[Rows from a figure dataset]
# # # # # # #

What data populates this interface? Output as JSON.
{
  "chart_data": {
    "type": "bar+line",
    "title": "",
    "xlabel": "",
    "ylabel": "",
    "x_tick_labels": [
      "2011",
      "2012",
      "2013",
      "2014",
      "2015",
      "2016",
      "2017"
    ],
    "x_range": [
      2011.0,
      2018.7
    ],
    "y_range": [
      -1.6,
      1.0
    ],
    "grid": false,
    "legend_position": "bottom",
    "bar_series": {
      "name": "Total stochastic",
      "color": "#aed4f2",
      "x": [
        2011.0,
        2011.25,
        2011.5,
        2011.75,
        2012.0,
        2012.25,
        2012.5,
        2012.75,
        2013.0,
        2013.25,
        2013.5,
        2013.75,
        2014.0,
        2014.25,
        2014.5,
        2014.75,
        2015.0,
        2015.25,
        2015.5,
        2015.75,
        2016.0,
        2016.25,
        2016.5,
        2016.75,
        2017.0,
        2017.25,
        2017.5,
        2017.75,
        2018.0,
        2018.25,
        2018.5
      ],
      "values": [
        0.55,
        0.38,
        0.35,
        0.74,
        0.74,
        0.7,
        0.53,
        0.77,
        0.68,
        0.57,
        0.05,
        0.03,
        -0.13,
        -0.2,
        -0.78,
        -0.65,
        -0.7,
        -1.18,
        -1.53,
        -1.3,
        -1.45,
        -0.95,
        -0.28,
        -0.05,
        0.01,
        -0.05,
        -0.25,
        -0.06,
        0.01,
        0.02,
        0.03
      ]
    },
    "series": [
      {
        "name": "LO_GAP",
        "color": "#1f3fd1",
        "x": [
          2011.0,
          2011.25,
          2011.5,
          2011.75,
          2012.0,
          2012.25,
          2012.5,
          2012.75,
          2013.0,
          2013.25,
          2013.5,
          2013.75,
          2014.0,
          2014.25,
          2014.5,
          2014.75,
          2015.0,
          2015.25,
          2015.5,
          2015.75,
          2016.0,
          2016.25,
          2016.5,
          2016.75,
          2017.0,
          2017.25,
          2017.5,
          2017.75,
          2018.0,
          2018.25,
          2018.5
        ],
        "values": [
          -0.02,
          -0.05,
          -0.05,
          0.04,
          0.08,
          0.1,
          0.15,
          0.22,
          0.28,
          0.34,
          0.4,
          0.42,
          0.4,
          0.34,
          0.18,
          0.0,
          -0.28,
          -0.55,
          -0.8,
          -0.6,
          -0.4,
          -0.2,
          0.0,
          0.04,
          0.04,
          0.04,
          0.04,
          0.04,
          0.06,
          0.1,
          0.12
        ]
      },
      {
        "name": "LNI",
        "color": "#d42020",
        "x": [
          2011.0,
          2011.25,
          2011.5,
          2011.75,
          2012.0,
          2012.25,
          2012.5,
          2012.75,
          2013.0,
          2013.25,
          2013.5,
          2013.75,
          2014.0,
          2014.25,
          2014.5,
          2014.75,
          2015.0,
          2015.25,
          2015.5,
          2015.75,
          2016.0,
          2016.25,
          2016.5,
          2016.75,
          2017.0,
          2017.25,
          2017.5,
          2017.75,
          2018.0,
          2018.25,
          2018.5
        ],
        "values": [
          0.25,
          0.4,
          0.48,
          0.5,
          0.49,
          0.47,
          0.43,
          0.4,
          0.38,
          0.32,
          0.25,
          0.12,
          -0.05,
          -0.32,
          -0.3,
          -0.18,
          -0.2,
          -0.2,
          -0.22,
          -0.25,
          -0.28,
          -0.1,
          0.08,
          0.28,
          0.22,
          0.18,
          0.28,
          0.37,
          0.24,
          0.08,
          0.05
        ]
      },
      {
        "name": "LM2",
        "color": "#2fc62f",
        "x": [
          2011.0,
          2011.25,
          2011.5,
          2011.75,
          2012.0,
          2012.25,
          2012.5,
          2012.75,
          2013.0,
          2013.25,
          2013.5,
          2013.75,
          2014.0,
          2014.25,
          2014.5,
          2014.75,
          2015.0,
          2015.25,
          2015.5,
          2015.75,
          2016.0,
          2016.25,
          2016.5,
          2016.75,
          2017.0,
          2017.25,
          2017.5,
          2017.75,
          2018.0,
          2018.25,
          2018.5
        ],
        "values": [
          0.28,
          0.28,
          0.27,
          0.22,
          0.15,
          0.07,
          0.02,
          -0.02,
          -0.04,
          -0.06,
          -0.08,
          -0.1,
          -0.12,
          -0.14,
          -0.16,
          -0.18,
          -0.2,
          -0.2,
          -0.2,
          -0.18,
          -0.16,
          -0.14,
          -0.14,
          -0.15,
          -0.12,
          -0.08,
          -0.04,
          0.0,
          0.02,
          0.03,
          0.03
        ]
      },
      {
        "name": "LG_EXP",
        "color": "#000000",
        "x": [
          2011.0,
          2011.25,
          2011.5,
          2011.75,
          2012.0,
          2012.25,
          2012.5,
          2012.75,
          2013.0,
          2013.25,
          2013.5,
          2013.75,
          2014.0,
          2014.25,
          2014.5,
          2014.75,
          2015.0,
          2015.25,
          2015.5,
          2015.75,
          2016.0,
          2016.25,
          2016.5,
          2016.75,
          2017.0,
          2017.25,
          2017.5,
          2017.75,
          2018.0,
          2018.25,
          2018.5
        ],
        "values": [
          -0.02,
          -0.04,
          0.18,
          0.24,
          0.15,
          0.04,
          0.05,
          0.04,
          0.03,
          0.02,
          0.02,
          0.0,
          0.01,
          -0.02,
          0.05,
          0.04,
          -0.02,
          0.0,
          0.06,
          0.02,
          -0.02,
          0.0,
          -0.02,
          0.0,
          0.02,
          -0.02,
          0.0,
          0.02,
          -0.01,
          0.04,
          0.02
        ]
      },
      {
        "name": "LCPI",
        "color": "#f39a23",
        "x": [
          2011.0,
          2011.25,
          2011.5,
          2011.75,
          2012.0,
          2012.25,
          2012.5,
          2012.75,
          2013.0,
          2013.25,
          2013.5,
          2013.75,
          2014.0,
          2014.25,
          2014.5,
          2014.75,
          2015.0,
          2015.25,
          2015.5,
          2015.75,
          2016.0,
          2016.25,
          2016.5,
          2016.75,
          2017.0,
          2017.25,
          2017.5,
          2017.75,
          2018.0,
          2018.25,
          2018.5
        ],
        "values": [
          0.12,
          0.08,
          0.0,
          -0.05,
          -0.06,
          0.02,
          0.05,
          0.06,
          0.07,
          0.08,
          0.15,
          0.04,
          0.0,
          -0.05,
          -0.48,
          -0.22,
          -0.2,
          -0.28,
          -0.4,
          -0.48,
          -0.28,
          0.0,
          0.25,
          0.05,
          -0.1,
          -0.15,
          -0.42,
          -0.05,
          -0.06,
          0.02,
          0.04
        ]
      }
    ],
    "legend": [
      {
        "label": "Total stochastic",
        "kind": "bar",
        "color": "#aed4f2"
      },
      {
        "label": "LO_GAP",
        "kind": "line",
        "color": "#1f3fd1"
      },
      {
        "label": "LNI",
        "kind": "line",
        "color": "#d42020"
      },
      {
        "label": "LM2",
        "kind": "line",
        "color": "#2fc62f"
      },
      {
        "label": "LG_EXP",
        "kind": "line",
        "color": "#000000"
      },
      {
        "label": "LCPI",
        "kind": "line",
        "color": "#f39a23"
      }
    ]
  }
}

# # # # # # #

Give the data again, exactly as it stands.

> COMPLETE RESPONSE
What data populates this interface? Output as JSON.
{
  "chart_data": {
    "type": "bar+line",
    "title": "",
    "xlabel": "",
    "ylabel": "",
    "x_tick_labels": [
      "2011",
      "2012",
      "2013",
      "2014",
      "2015",
      "2016",
      "2017"
    ],
    "x_range": [
      2011.0,
      2018.7
    ],
    "y_range": [
      -1.6,
      1.0
    ],
    "grid": false,
    "legend_position": "bottom",
    "bar_series": {
      "name": "Total stochastic",
      "color": "#aed4f2",
      "x": [
        2011.0,
        2011.25,
        2011.5,
        2011.75,
        2012.0,
        2012.25,
        2012.5,
        2012.75,
        2013.0,
        2013.25,
        2013.5,
        2013.75,
        2014.0,
        2014.25,
        2014.5,
        2014.75,
        2015.0,
        2015.25,
        2015.5,
        2015.75,
        2016.0,
        2016.25,
        2016.5,
        2016.75,
        2017.0,
        2017.25,
        2017.5,
        2017.75,
        2018.0,
        2018.25,
        2018.5
      ],
      "values": [
        0.55,
        0.38,
        0.35,
        0.74,
        0.74,
        0.7,
        0.53,
        0.77,
        0.68,
        0.57,
        0.05,
        0.03,
        -0.13,
        -0.2,
        -0.78,
        -0.65,
        -0.7,
        -1.18,
        -1.53,
        -1.3,
        -1.45,
        -0.95,
        -0.28,
        -0.05,
        0.01,
        -0.05,
        -0.25,
        -0.06,
        0.01,
        0.02,
        0.03
      ]
    },
    "series": [
      {
        "name": "LO_GAP",
        "color": "#1f3fd1",
        "x": [
          2011.0,
          2011.25,
          2011.5,
          2011.75,
          2012.0,
          2012.25,
          2012.5,
          2012.75,
          2013.0,
          2013.25,
          2013.5,
          2013.75,
          2014.0,
          2014.25,
          2014.5,
          2014.75,
          2015.0,
          2015.25,
          2015.5,
          2015.75,
          2016.0,
          2016.25,
          2016.5,
          2016.75,
          2017.0,
          2017.25,
          2017.5,
          2017.75,
          2018.0,
          2018.25,
          2018.5
        ],
        "values": [
          -0.02,
          -0.05,
          -0.05,
          0.04,
          0.08,
          0.1,
          0.15,
          0.22,
          0.28,
          0.34,
          0.4,
          0.42,
          0.4,
          0.34,
          0.18,
          0.0,
          -0.28,
          -0.55,
          -0.8,
          -0.6,
          -0.4,
          -0.2,
          0.0,
          0.04,
          0.04,
          0.04,
          0.04,
          0.04,
          0.06,
          0.1,
          0.12
        ]
      },
      {
        "name": "LNI",
        "color": "#d42020",
        "x": [
          2011.0,
          2011.25,
          2011.5,
          2011.75,
          2012.0,
          2012.25,
          2012.5,
          2012.75,
          2013.0,
          2013.25,
          2013.5,
          2013.75,
          2014.0,
          2014.25,
          2014.5,
          2014.75,
          2015.0,
          2015.25,
          2015.5,
          2015.75,
          2016.0,
          2016.25,
          2016.5,
          2016.75,
          2017.0,
          2017.25,
          2017.5,
          2017.75,
          2018.0,
          2018.25,
          2018.5
        ],
        "values": [
          0.25,
          0.4,
          0.48,
          0.5,
          0.49,
          0.47,
          0.43,
          0.4,
          0.38,
          0.32,
          0.25,
          0.12,
          -0.05,
          -0.32,
          -0.3,
          -0.18,
          -0.2,
          -0.2,
          -0.22,
          -0.25,
          -0.28,
          -0.1,
          0.08,
          0.28,
          0.22,
          0.18,
          0.28,
          0.37,
          0.24,
          0.08,
          0.05
        ]
      },
      {
        "name": "LM2",
        "color": "#2fc62f",
        "x": [
          2011.0,
          2011.25,
          2011.5,
          2011.75,
          2012.0,
          2012.25,
          2012.5,
          2012.75,
          2013.0,
          2013.25,
          2013.5,
          2013.75,
          2014.0,
          2014.25,
          2014.5,
          2014.75,
          2015.0,
          2015.25,
          2015.5,
          2015.75,
          2016.0,
          2016.25,
          2016.5,
          2016.75,
          2017.0,
          2017.25,
          2017.5,
          2017.75,
          2018.0,
          2018.25,
          2018.5
        ],
        "values": [
          0.28,
          0.28,
          0.27,
          0.22,
          0.15,
          0.07,
          0.02,
          -0.02,
          -0.04,
          -0.06,
          -0.08,
          -0.1,
          -0.12,
          -0.14,
          -0.16,
          -0.18,
          -0.2,
          -0.2,
          -0.2,
          -0.18,
          -0.16,
          -0.14,
          -0.14,
          -0.15,
          -0.12,
          -0.08,
          -0.04,
          0.0,
          0.02,
          0.03,
          0.03
        ]
      },
      {
        "name": "LG_EXP",
        "color": "#000000",
        "x": [
          2011.0,
          2011.25,
          2011.5,
          2011.75,
          2012.0,
          2012.25,
          2012.5,
          2012.75,
          2013.0,
          2013.25,
          2013.5,
          2013.75,
          2014.0,
          2014.25,
          2014.5,
          2014.75,
          2015.0,
          2015.25,
          2015.5,
          2015.75,
          2016.0,
          2016.25,
          2016.5,
          2016.75,
          2017.0,
          2017.25,
          2017.5,
          2017.75,
          2018.0,
          2018.25,
          2018.5
        ],
        "values": [
          -0.02,
          -0.04,
          0.18,
          0.24,
          0.15,
          0.04,
          0.05,
          0.04,
          0.03,
          0.02,
          0.02,
          0.0,
          0.01,
          -0.02,
          0.05,
          0.04,
          -0.02,
          0.0,
          0.06,
          0.02,
          -0.02,
          0.0,
          -0.02,
          0.0,
          0.02,
          -0.02,
          0.0,
          0.02,
          -0.01,
          0.04,
          0.02
        ]
      },
      {
        "name": "LCPI",
        "color": "#f39a23",
        "x": [
          2011.0,
          2011.25,
          2011.5,
          2011.75,
          2012.0,
          2012.25,
          2012.5,
          2012.75,
          2013.0,
          2013.25,
          2013.5,
          2013.75,
          2014.0,
          2014.25,
          2014.5,
          2014.75,
          2015.0,
          2015.25,
          2015.5,
          2015.75,
          2016.0,
          2016.25,
          2016.5,
          2016.75,
          2017.0,
          2017.25,
          2017.5,
          2017.75,
          2018.0,
          2018.25,
          2018.5
        ],
        "values": [
          0.12,
          0.08,
          0.0,
          -0.05,
          -0.06,
          0.02,
          0.05,
          0.06,
          0.07,
          0.08,
          0.15,
          0.04,
          0.0,
          -0.05,
          -0.48,
          -0.22,
          -0.2,
          -0.28,
          -0.4,
          -0.48,
          -0.28,
          0.0,
          0.25,
          0.05,
          -0.1,
          -0.15,
          -0.42,
          -0.05,
          -0.06,
          0.02,
          0.04
        ]
      }
    ],
    "legend": [
      {
        "label": "Total stochastic",
        "kind": "bar",
        "color": "#aed4f2"
      },
      {
        "label": "LO_GAP",
        "kind": "line",
        "color": "#1f3fd1"
      },
      {
        "label": "LNI",
        "kind": "line",
        "color": "#d42020"
      },
      {
        "label": "LM2",
        "kind": "line",
        "color": "#2fc62f"
      },
      {
        "label": "LG_EXP",
        "kind": "line",
        "color": "#000000"
      },
      {
        "label": "LCPI",
        "kind": "line",
        "color": "#f39a23"
      }
    ]
  }
}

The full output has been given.